→ PROBLEM: Find the lines containing the word "Orange" and copy every one of them.

→ RECORDED INFORMATION:
━━━━━━━━━━
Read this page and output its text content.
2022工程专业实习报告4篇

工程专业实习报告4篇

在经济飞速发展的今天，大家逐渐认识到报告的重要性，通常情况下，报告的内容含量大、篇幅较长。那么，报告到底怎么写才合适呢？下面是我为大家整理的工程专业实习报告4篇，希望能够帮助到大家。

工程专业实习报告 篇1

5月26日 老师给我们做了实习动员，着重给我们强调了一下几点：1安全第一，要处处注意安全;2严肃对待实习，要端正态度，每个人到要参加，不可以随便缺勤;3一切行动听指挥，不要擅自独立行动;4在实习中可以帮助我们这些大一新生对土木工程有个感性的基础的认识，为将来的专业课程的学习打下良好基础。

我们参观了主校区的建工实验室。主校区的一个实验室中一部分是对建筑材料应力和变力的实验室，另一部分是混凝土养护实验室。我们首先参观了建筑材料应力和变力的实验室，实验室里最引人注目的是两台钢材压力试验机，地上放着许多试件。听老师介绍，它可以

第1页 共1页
━━━━━━━━━━
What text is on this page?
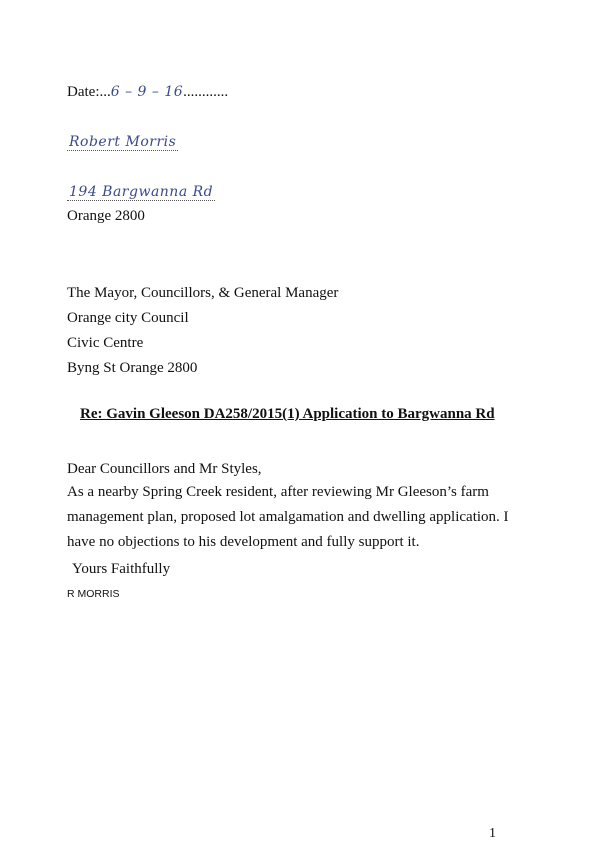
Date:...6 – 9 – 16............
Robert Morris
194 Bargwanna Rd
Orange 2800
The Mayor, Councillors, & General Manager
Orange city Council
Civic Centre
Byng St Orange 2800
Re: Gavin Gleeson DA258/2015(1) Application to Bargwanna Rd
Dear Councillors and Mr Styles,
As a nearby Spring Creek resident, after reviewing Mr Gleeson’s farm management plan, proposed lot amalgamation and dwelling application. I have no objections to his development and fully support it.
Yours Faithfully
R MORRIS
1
━━━━━━━━━━
→ RESULT BELOW:
Orange 2800
Orange city Council
Byng St Orange 2800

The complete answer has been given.